Locate every line in the records below that holds the word "this" and return each one.

*** DATASET CONTENT ***

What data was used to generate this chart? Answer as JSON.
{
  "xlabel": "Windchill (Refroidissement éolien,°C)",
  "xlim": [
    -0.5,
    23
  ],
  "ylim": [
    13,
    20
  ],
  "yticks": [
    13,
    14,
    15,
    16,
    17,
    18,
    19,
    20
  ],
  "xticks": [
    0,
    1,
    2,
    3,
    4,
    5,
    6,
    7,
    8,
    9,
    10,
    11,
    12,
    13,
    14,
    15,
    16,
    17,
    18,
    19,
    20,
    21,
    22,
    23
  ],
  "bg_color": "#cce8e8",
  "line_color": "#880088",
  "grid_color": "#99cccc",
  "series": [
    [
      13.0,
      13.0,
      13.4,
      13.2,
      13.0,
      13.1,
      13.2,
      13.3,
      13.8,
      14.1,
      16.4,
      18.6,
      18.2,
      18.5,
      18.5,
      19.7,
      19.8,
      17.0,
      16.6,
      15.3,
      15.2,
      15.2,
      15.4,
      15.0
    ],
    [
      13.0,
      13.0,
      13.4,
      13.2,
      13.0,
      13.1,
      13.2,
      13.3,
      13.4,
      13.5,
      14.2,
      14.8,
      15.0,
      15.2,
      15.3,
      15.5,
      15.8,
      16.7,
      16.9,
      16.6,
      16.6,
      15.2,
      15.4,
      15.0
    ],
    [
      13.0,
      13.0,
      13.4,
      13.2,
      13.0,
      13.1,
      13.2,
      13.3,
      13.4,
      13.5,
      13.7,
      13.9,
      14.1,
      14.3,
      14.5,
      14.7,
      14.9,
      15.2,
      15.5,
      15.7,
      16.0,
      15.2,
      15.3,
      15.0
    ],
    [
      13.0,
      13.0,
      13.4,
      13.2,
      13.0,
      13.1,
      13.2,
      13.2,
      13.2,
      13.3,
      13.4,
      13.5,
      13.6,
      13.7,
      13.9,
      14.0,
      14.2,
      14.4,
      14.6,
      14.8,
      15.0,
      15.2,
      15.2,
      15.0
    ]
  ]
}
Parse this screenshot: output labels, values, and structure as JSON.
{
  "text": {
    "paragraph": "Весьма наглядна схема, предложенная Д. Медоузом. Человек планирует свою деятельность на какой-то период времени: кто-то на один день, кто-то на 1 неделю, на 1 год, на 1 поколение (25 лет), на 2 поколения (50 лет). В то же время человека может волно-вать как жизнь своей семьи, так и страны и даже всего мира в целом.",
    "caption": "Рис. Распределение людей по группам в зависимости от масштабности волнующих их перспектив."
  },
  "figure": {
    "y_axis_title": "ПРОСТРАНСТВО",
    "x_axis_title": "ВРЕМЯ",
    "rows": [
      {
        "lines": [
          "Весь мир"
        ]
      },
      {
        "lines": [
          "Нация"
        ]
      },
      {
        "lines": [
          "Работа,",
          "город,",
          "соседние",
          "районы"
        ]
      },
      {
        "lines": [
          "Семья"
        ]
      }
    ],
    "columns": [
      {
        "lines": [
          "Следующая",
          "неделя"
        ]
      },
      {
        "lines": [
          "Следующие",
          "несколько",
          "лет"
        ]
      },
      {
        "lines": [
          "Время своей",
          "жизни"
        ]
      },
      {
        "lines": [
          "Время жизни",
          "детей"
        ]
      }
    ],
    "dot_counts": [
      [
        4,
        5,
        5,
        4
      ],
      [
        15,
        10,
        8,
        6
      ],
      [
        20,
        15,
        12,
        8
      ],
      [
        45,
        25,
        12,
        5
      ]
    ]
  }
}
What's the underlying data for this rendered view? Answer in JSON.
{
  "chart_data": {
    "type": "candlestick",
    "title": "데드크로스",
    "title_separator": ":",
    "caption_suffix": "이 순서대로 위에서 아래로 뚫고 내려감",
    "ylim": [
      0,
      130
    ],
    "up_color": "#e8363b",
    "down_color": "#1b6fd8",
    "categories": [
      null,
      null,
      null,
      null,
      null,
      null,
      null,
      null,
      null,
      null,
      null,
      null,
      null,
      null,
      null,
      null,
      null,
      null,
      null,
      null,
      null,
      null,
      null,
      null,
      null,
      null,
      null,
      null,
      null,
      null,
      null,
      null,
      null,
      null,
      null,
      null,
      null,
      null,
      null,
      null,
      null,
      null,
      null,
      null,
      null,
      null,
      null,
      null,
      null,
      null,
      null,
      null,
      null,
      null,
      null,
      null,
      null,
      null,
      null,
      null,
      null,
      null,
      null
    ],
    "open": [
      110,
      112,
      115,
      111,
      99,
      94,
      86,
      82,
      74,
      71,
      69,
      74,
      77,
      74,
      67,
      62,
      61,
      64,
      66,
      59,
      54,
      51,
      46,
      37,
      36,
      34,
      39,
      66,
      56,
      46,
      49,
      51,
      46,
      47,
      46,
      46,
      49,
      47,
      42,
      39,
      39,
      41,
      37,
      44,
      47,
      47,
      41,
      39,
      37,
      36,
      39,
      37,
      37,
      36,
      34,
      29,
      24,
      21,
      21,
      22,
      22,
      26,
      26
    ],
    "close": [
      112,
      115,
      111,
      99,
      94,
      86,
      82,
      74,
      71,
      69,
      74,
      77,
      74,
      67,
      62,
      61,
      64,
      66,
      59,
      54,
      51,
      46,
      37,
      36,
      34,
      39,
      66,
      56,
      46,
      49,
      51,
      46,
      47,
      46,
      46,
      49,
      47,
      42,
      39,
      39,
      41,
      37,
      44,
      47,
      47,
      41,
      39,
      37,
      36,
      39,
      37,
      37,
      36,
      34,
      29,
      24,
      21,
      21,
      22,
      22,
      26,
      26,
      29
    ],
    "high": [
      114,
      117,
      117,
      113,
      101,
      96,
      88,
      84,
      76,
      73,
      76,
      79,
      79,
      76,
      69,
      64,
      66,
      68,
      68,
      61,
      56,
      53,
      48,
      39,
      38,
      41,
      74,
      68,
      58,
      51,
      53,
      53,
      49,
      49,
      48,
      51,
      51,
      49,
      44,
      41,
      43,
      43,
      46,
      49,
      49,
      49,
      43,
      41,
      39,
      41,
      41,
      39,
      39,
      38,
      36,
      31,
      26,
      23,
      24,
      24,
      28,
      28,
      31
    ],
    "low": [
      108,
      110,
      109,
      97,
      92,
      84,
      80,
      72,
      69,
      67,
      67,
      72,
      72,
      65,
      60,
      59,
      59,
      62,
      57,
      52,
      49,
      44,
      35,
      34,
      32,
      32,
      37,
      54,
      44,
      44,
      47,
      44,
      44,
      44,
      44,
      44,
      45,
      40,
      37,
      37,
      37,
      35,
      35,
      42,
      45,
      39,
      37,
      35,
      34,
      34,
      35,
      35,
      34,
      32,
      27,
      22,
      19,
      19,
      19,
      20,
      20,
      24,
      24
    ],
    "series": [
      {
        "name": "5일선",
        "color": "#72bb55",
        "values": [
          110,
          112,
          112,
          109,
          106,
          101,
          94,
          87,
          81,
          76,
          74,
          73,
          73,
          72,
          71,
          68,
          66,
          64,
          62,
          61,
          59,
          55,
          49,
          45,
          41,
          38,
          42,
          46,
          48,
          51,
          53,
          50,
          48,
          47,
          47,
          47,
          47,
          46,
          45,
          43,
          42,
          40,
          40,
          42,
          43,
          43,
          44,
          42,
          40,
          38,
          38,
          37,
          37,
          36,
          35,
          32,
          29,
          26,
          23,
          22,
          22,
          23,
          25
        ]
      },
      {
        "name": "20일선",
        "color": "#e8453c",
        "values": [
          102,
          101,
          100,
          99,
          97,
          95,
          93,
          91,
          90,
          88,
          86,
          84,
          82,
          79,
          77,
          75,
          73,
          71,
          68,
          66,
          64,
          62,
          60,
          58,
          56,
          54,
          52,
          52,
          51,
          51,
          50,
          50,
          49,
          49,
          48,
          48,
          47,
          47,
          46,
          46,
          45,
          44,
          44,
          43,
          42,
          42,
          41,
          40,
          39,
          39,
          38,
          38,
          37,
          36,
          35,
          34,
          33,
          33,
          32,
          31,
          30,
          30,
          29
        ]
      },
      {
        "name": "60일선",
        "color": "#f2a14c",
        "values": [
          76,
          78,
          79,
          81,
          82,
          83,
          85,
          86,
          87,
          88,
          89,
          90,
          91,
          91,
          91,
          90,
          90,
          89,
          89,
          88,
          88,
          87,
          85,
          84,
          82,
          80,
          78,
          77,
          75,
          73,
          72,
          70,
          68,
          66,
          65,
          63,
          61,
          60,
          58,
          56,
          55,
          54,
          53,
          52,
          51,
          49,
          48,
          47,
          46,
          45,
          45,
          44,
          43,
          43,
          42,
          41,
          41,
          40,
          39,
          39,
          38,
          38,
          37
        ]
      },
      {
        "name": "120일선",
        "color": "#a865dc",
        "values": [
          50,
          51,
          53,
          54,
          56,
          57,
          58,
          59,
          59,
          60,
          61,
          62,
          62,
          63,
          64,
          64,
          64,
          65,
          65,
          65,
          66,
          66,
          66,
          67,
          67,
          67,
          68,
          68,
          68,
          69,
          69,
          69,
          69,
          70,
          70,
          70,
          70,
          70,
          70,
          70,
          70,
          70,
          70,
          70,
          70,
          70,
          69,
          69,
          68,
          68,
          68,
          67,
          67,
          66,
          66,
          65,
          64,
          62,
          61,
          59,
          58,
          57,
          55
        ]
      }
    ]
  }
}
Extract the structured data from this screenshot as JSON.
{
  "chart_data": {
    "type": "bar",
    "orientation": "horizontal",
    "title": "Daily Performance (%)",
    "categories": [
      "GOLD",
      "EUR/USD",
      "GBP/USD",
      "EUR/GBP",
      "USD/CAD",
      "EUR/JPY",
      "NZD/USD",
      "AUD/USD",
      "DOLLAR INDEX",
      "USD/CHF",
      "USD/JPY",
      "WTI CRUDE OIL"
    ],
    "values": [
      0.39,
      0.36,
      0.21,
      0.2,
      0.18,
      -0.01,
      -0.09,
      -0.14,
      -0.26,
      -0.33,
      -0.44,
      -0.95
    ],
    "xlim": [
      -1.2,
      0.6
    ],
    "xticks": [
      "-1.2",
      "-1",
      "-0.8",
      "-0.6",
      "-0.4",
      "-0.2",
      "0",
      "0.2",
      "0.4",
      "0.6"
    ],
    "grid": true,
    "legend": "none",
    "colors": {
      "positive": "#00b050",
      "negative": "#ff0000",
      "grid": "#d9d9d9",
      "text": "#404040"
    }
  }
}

***

EXPECTED OUTPUT>
What data was used to generate this chart? Answer as JSON.
Parse this screenshot: output labels, values, and structure as JSON.
What's the underlying data for this rendered view? Answer in JSON.
Extract the structured data from this screenshot as JSON.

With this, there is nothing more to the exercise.